◆ **Stated problem**: Make an exact copy of the records, dropping all pictures.
>> Start Provided information
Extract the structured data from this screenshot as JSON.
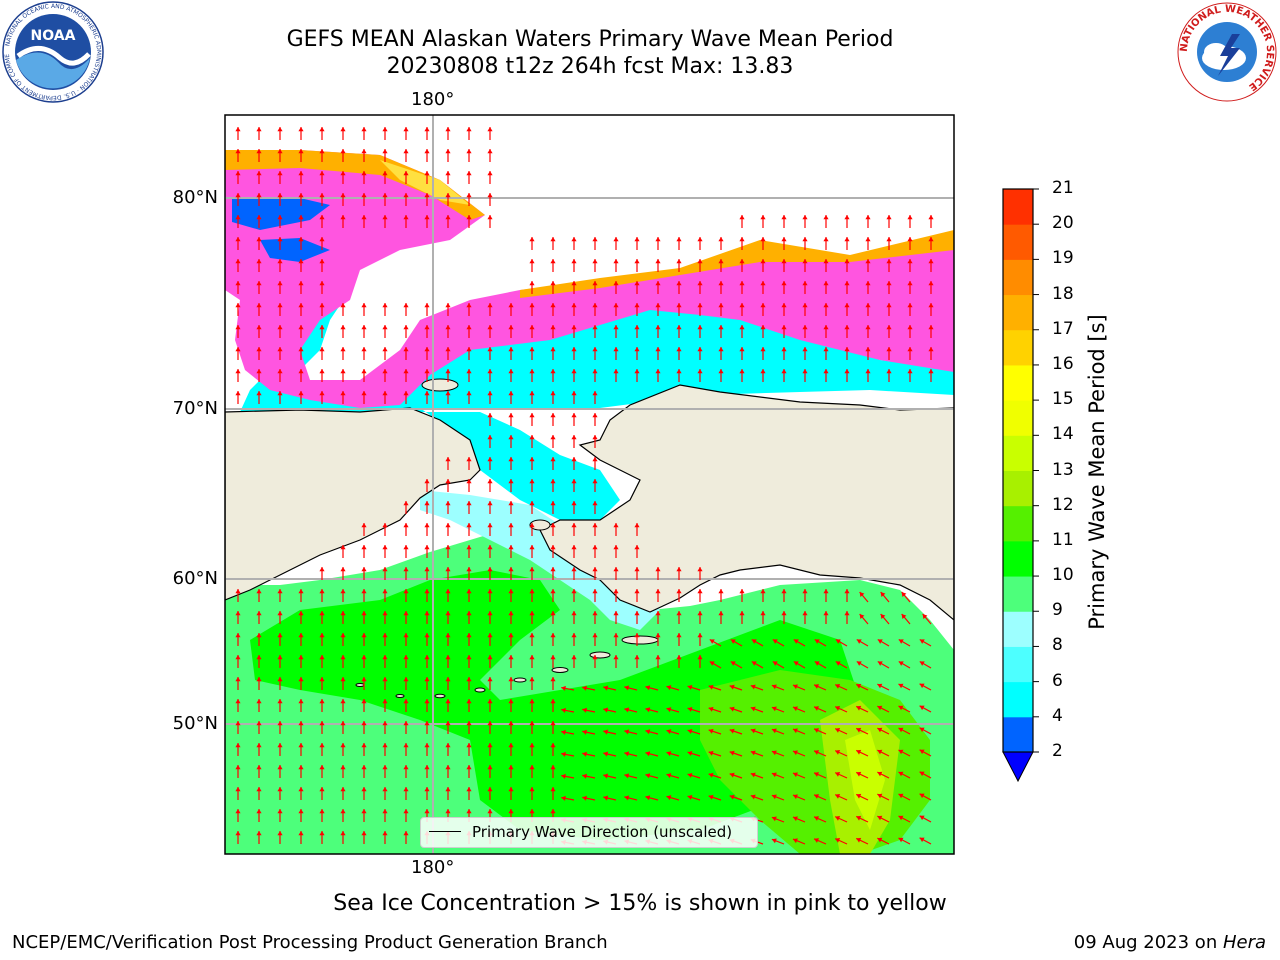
{
  "header": {
    "title_line1": "GEFS MEAN Alaskan Waters Primary Wave Mean Period",
    "title_line2": "20230808 t12z 264h fcst   Max: 13.83"
  },
  "map": {
    "longitude_labels": [
      "180°",
      "180°"
    ],
    "latitude_labels": [
      "80°N",
      "70°N",
      "60°N",
      "50°N"
    ],
    "legend_label": "Primary Wave Direction (unscaled)",
    "vector_color": "#ff0000",
    "land_color": "#efecdc"
  },
  "colorbar": {
    "label": "Primary Wave Mean Period [s]",
    "ticks": [
      2,
      4,
      6,
      8,
      9,
      10,
      11,
      12,
      13,
      14,
      15,
      16,
      17,
      18,
      19,
      20,
      21
    ],
    "colors": [
      "#0064ff",
      "#00ffff",
      "#4dffff",
      "#9dffff",
      "#4dff7b",
      "#00ff00",
      "#55f000",
      "#a8f000",
      "#c9ff00",
      "#f0ff00",
      "#ffff00",
      "#ffd200",
      "#ffb000",
      "#ff8c00",
      "#ff5a00",
      "#ff3000",
      "#ff0000"
    ],
    "under_color": "#0000ff"
  },
  "footer": {
    "subtitle": "Sea Ice Concentration > 15% is shown in pink to yellow",
    "left": "NCEP/EMC/Verification Post Processing Product Generation Branch",
    "date": "09 Aug 2023 on ",
    "machine": "Hera"
  },
  "logos": {
    "noaa": "NOAA",
    "noaa_ring": "NATIONAL OCEANIC AND ATMOSPHERIC ADMINISTRATION · U.S. DEPARTMENT OF COMMERCE",
    "nws_ring": "NATIONAL WEATHER SERVICE"
  }
}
>> End Provided information
◆ **Reply to the exercise**:
Extract the structured data from this screenshot as JSON.
{
  "header": {
    "title_line1": "GEFS MEAN Alaskan Waters Primary Wave Mean Period",
    "title_line2": "20230808 t12z 264h fcst   Max: 13.83"
  },
  "map": {
    "longitude_labels": [
      "180°",
      "180°"
    ],
    "latitude_labels": [
      "80°N",
      "70°N",
      "60°N",
      "50°N"
    ],
    "legend_label": "Primary Wave Direction (unscaled)",
    "vector_color": "#ff0000",
    "land_color": "#efecdc"
  },
  "colorbar": {
    "label": "Primary Wave Mean Period [s]",
    "ticks": [
      2,
      4,
      6,
      8,
      9,
      10,
      11,
      12,
      13,
      14,
      15,
      16,
      17,
      18,
      19,
      20,
      21
    ],
    "colors": [
      "#0064ff",
      "#00ffff",
      "#4dffff",
      "#9dffff",
      "#4dff7b",
      "#00ff00",
      "#55f000",
      "#a8f000",
      "#c9ff00",
      "#f0ff00",
      "#ffff00",
      "#ffd200",
      "#ffb000",
      "#ff8c00",
      "#ff5a00",
      "#ff3000",
      "#ff0000"
    ],
    "under_color": "#0000ff"
  },
  "footer": {
    "subtitle": "Sea Ice Concentration > 15% is shown in pink to yellow",
    "left": "NCEP/EMC/Verification Post Processing Product Generation Branch",
    "date": "09 Aug 2023 on ",
    "machine": "Hera"
  },
  "logos": {
    "noaa": "NOAA",
    "noaa_ring": "NATIONAL OCEANIC AND ATMOSPHERIC ADMINISTRATION · U.S. DEPARTMENT OF COMMERCE",
    "nws_ring": "NATIONAL WEATHER SERVICE"
  }
}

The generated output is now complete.